- What is needed
Give the lines again exactly, from the one holding "What does this" to the last line of the listing below, both ends included and nothing added.

- Source records

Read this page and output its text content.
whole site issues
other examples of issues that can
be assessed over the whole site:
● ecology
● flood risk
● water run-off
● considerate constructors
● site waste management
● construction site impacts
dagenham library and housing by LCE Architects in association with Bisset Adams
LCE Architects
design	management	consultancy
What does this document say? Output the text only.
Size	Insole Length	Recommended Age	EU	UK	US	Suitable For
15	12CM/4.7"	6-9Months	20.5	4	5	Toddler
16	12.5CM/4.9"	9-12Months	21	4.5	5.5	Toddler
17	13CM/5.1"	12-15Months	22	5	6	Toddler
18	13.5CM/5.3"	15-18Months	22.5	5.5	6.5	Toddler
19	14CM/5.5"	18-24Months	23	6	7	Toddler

- Response to the task
What does this document say? Output the text only.
Size	Insole Length	Recommended Age	EU	UK	US	Suitable For
15	12CM/4.7"	6-9Months	20.5	4	5	Toddler
16	12.5CM/4.9"	9-12Months	21	4.5	5.5	Toddler
17	13CM/5.1"	12-15Months	22	5	6	Toddler
18	13.5CM/5.3"	15-18Months	22.5	5.5	6.5	Toddler
19	14CM/5.5"	18-24Months	23	6	7	Toddler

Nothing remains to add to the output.